**PAGE:**
Government says it will go ‘further and faster’ to cut emissions following poor progress report

‘Raising energy efficiency standards in buildings should significantly reduce emissions if properly enforced’

Emily Beament,Phoebe Weston
Tuesday 15 October 2019 19:05
The Committee on Climate Change has warned action is lagging behind what is needed to meet legal climate targets
The Committee on Climate Change has warned action is lagging behind what is needed to meet legal climate targets

The government has promised to go “further and faster” to cut greenhouse gases after its annual progress report warned current policies and plans are insufficient to meet targets to cut emissions in the 2020s and 2030s.

The Committee on Climate Change (CCC), the government’s advisory body, warned action is lagging behind what is needed to meet legal climate targets.

In its response, the government has announced plans to improve the energy efficiency of private rented commercial buildings, which officials said could deliver savings of £1bn a year in businesses’ energy bills by 2030.

The moves could include setting minimum energy efficiency standards for rented commercial buildings of level “B” by 2030 – the second highest rating of seven.

**MATERIAL PROVIDED:**
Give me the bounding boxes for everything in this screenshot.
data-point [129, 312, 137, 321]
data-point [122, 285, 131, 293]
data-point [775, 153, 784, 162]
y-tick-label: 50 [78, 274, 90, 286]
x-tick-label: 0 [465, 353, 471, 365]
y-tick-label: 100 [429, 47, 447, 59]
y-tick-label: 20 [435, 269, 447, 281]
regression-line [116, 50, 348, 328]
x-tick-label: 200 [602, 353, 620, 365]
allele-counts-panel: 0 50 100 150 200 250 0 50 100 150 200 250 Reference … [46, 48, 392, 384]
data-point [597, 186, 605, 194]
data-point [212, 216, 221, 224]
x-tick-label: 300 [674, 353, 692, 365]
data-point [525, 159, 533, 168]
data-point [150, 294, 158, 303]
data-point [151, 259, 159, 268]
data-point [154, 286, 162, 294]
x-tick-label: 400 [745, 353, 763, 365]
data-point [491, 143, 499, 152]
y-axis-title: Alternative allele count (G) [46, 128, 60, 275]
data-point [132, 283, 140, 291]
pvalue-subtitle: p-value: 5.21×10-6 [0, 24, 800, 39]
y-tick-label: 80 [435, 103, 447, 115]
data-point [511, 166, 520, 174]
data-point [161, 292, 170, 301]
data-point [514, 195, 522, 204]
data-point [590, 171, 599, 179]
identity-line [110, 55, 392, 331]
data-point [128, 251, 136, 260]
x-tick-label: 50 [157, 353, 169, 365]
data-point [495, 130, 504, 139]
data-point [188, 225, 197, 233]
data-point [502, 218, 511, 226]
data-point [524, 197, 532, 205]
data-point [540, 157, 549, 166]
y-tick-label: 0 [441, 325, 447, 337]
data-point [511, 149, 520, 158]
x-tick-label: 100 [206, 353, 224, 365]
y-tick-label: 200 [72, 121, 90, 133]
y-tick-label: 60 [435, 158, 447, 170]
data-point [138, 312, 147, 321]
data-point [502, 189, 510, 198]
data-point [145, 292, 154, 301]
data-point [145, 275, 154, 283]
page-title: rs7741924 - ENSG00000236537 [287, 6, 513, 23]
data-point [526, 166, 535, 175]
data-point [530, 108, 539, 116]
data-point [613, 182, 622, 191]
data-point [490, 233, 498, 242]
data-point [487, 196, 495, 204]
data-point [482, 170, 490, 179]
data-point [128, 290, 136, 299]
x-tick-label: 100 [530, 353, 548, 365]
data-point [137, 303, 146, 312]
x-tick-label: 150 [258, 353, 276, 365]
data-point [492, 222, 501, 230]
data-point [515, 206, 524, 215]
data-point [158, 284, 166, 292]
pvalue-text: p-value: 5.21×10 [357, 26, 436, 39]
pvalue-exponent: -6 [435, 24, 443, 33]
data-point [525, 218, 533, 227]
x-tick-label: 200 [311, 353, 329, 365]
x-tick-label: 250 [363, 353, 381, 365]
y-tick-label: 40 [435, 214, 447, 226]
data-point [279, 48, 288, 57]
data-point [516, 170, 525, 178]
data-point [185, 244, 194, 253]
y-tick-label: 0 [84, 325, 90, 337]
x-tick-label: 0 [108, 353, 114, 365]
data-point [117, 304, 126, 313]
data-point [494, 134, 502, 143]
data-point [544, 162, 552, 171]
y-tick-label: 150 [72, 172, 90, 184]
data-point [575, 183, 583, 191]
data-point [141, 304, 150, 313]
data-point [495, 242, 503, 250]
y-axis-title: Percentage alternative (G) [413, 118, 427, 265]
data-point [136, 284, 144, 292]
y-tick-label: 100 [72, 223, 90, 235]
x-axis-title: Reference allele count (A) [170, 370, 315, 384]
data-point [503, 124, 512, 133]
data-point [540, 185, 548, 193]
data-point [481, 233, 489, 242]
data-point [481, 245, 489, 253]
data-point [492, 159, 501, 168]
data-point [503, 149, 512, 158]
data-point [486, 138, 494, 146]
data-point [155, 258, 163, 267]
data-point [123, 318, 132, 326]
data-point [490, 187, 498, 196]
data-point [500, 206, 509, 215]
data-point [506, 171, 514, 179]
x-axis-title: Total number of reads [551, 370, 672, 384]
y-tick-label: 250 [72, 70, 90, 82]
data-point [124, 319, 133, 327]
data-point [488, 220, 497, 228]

**EXERCISE A:** Repeat the part of the emissions article starting with "Emily Beament,Phoebe Weston" and going on through "legal climate targets.".
**EXERCISE B:** Pick up the article on the government's emissions plans right after its last sentence and write the next few paragraphs.
The records play no part in what comes next.

**WRITTEN RESPONSE A:**
Emily Beament,Phoebe Weston
Tuesday 15 October 2019 19:05
The Committee on Climate Change has warned action is lagging behind what is needed to meet legal climate targets
The Committee on Climate Change has warned action is lagging behind what is needed to meet legal climate targets

The government has promised to go “further and faster” to cut greenhouse gases after its annual progress report warned current policies and plans are insufficient to meet targets to cut emissions in the 2020s and 2030s.

The Committee on Climate Change (CCC), the government’s advisory body, warned action is lagging behind what is needed to meet legal climate targets.

**WRITTEN RESPONSE B:**
A consultation is being launched on proposals to make it simpler to obtain planning permission for large-scale energy storage facilities, such as large battery units for storing power.

Doug Parr, policy director at Greenpeace UK, said: “We’re pleased to see the government is holding its hands up in recognition that it must go further and faster in order to end our contribution to the climate emergency.

“Raising the energy efficiency standards in commercial buildings should significantly reduce emissions if properly enforced, and would be a substantive step forward. However, the baby steps taken in other sectors leave masses still to be done.”

The government has also pledged “ground-breaking” plans to end emissions by 2050 across all modes of transport, the sector which is now the biggest emitter of greenhouse gases across the UK. The plan is being developed and will be completed next year.

However, Greenpeace said new petrol and diesel cars should be phased out by 2030. It also recommends the government introduces a strategy to reduce demand for aviation, including no Heathrow expansion.

Currently the government has said it is pursuing “sustainable growth” of the aviation industry.

Dr Parr said transport remains one of the government’s biggest black spots.

Business and energy secretary Andrea Leadsom said: “Four months ago the UK took the bold step of becoming the first country in the developed world to put into law our ambition to wipe out the UK’s contribution to climate change by 2050, following the CCC’s advice. This builds on our long and proud track record of leadership – since 1990 we’ve cut our greenhouse gas emissions by 42 per cent while growing our economy by more than two-thirds.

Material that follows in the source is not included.